§ YOUR INSTRUCTIONS
Return the lines of the data below in which the string "date" occurs.

------ DATASET ENTRIES ------

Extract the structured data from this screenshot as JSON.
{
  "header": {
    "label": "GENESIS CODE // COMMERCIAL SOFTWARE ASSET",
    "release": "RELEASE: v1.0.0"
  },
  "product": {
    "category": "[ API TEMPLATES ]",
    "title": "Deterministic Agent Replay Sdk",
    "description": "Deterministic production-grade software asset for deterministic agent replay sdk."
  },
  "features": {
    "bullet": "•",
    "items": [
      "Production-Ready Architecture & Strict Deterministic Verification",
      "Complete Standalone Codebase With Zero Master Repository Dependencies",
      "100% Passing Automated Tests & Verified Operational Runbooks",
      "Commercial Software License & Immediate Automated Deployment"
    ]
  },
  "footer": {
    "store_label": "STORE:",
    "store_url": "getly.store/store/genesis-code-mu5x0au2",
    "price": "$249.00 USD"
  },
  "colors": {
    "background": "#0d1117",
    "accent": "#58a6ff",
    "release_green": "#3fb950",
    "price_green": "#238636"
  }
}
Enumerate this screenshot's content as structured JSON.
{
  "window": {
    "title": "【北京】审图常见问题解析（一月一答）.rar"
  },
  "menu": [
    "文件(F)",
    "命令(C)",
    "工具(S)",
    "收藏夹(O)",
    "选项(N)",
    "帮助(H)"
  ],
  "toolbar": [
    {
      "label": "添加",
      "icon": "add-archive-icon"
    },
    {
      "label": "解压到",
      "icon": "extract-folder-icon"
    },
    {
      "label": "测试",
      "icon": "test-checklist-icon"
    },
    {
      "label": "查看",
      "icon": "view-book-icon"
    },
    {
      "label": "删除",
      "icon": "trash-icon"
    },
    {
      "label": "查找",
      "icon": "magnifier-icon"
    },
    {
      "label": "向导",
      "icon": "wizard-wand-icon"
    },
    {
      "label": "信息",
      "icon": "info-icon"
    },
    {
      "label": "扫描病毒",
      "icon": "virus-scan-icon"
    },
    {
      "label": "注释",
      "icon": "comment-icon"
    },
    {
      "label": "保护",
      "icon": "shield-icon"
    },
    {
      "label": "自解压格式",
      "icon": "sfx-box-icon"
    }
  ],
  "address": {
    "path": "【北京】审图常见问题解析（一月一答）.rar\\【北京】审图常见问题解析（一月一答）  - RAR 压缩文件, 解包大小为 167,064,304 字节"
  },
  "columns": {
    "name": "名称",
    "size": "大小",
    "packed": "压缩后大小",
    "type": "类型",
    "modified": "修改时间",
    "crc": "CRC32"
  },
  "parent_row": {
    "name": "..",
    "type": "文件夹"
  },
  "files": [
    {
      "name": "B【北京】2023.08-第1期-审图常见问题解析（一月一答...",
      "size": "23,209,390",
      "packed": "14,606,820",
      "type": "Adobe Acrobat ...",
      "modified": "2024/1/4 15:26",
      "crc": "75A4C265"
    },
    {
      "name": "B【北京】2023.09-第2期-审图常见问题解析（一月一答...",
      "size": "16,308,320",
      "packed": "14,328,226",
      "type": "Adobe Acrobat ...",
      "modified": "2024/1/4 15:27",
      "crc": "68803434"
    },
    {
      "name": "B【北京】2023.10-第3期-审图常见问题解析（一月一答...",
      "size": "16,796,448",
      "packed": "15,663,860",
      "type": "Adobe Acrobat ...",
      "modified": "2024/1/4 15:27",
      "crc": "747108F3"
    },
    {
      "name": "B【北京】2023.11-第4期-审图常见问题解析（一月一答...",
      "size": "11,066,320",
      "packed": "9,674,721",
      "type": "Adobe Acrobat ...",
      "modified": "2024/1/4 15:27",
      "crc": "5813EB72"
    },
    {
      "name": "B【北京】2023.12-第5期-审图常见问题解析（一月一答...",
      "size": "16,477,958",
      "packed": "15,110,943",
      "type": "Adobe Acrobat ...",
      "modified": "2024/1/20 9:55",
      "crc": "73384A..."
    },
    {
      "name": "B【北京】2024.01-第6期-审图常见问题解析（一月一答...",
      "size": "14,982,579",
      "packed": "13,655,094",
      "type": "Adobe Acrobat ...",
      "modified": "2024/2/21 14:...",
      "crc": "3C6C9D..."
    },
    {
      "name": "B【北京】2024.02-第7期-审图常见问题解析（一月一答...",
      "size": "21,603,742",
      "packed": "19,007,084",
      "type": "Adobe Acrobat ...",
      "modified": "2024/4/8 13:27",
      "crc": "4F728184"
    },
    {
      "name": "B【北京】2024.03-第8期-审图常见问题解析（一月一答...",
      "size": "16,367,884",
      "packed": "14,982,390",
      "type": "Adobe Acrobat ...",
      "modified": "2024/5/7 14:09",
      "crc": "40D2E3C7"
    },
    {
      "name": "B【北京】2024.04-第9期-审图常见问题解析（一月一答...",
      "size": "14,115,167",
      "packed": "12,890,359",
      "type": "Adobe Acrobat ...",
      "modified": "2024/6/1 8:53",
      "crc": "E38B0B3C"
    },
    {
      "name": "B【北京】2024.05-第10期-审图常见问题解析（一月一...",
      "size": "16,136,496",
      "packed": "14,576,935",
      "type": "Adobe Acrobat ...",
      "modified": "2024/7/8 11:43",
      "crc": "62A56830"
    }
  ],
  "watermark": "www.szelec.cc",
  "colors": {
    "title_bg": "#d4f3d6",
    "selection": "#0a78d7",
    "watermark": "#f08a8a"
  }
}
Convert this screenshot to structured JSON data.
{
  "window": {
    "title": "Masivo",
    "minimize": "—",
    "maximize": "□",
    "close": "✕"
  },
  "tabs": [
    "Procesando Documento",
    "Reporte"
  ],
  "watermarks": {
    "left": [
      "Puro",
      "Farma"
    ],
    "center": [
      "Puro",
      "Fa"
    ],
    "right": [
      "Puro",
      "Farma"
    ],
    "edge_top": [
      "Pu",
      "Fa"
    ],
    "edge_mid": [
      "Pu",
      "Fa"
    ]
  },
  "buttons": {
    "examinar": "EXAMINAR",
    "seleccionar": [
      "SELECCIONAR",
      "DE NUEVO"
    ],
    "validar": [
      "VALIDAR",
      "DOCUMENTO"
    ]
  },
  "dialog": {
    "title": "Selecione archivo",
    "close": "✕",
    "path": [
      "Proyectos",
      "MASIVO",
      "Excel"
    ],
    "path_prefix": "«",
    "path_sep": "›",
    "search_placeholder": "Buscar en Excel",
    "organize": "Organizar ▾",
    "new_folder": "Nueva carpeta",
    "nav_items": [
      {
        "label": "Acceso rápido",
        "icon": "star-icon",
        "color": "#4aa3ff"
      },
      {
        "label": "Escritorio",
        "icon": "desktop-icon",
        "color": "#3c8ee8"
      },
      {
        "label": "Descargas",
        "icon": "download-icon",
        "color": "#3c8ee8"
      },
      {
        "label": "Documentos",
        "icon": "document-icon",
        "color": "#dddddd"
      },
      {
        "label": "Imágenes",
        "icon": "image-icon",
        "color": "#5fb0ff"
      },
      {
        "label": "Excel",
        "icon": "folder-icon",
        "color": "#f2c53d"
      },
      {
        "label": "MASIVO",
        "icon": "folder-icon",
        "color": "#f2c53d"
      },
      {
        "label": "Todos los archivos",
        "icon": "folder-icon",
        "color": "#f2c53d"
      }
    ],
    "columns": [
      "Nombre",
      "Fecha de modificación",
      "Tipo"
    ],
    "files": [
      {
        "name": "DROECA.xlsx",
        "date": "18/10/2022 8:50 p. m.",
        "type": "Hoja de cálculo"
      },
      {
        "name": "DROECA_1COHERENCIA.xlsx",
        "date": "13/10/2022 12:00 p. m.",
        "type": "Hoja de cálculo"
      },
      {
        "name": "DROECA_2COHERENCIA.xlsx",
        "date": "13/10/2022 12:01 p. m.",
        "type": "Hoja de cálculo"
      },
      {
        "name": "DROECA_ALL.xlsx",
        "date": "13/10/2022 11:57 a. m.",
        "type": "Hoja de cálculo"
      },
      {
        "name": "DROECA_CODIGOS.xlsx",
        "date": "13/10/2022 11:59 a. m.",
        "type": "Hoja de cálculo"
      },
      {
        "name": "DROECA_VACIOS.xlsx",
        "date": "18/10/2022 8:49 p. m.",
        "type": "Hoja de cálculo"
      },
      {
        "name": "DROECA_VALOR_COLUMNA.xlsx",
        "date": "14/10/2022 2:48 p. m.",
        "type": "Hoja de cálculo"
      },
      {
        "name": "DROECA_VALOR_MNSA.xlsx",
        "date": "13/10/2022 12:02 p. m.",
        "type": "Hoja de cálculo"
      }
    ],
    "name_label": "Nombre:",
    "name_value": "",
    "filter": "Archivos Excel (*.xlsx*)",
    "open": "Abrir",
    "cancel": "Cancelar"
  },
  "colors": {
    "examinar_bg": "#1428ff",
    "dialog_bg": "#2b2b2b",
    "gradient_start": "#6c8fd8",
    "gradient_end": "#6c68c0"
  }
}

------

§ SOLUTION
        "date": "18/10/2022 8:50 p. m.",
        "date": "13/10/2022 12:00 p. m.",
        "date": "13/10/2022 12:01 p. m.",
        "date": "13/10/2022 11:57 a. m.",
        "date": "13/10/2022 11:59 a. m.",
        "date": "18/10/2022 8:49 p. m.",
        "date": "14/10/2022 2:48 p. m.",
        "date": "13/10/2022 12:02 p. m.",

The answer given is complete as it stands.